WHAT IS REQUIRED: Look through the data below and return each line where "JSON" appears.

=== INFORMATION GIVEN ===

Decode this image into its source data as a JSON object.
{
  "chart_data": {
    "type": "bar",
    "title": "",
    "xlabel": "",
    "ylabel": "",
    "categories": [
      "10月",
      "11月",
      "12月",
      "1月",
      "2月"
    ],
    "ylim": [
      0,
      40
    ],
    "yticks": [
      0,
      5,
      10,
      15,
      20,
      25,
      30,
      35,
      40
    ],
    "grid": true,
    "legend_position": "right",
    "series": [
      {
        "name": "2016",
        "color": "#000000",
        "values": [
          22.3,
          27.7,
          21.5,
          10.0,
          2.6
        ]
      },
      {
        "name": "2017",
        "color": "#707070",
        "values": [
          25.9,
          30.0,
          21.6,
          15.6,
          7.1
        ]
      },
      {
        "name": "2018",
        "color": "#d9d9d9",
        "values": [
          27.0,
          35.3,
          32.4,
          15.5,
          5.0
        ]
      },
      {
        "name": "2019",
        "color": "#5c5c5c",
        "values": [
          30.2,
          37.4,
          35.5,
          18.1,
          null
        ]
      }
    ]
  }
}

===
=== INFORMATION GIVEN ===

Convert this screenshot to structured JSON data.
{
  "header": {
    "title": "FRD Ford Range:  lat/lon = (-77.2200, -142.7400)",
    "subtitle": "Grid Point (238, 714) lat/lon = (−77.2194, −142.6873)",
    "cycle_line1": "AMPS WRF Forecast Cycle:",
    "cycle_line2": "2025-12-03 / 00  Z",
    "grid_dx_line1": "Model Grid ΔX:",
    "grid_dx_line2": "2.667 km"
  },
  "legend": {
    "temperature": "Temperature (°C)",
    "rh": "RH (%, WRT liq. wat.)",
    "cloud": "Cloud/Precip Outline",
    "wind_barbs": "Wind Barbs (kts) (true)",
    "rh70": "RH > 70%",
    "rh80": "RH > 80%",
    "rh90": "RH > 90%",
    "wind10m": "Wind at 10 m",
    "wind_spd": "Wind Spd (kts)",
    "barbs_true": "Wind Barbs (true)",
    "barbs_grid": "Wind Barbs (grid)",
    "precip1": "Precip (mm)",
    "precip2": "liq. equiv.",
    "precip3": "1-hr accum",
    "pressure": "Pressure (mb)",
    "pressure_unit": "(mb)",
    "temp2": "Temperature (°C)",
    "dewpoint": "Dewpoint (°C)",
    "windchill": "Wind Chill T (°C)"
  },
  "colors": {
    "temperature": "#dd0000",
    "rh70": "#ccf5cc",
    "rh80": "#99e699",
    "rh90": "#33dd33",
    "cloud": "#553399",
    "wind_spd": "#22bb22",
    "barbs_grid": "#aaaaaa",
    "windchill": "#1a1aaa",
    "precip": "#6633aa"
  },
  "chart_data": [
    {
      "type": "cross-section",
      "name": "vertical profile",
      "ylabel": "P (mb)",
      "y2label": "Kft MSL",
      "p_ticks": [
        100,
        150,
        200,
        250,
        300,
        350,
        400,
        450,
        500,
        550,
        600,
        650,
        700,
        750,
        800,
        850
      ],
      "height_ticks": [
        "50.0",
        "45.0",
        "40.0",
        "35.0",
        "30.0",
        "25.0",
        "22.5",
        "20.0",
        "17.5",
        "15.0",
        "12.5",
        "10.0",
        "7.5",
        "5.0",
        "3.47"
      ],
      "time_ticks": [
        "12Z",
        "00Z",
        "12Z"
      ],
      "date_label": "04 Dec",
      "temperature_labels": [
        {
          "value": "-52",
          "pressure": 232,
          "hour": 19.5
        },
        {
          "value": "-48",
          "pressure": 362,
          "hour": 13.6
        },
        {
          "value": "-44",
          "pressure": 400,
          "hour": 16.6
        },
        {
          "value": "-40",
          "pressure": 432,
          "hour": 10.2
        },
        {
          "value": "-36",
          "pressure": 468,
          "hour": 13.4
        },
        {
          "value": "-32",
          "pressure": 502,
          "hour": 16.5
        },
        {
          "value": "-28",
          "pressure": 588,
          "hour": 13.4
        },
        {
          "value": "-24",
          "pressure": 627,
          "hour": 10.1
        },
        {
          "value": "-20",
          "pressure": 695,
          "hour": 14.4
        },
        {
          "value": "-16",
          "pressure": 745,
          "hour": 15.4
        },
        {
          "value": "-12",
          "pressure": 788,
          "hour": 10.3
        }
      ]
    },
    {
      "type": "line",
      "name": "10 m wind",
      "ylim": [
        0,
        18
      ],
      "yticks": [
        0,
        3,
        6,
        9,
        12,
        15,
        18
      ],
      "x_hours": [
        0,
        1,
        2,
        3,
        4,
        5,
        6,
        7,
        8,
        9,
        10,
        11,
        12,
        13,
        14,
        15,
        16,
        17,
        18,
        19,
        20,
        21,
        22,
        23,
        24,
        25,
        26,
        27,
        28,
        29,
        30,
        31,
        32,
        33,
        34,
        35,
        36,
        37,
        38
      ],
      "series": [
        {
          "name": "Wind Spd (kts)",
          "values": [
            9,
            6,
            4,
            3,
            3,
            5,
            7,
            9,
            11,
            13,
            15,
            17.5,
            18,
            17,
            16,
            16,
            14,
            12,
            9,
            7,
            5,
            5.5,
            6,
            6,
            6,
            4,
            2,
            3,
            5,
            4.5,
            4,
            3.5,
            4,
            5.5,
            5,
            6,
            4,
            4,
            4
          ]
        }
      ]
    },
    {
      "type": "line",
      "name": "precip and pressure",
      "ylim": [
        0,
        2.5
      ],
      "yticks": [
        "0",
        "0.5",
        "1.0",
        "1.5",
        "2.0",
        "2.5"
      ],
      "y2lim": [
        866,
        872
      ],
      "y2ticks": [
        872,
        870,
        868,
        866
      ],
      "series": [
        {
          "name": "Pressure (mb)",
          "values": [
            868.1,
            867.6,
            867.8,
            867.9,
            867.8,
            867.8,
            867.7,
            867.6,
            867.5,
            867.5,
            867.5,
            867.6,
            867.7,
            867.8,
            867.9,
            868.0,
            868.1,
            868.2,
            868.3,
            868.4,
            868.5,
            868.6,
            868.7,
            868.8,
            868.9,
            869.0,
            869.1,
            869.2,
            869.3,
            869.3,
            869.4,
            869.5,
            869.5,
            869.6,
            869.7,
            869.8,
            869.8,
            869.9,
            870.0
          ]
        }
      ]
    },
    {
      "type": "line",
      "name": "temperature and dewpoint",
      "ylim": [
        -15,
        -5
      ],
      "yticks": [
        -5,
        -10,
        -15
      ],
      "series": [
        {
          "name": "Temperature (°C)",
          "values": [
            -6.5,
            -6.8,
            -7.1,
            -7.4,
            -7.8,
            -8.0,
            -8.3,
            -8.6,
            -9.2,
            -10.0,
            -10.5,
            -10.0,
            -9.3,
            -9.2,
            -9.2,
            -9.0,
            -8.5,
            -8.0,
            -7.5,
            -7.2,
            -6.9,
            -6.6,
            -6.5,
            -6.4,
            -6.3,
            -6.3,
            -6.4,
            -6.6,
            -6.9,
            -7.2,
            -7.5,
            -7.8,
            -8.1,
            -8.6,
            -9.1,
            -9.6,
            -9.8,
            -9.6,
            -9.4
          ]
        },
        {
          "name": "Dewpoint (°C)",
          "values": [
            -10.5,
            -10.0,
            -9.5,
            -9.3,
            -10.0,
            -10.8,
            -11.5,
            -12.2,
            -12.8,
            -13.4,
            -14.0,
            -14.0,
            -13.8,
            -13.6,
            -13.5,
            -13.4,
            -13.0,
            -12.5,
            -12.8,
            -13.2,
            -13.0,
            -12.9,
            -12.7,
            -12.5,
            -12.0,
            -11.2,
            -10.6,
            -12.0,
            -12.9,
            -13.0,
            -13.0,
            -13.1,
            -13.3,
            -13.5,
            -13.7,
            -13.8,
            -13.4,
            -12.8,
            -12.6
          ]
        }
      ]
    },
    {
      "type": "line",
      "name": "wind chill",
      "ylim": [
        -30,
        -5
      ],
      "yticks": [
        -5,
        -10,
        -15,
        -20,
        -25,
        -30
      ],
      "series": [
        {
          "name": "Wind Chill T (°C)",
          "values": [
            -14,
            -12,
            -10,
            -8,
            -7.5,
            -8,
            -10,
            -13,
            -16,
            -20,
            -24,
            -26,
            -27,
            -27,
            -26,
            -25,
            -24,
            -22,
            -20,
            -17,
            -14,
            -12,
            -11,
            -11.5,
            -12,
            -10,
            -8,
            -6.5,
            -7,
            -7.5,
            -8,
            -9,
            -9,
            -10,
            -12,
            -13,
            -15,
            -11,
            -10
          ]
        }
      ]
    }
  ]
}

===

IN RESPONSE:
Decode this image into its source data as a JSON object.
Convert this screenshot to structured JSON data.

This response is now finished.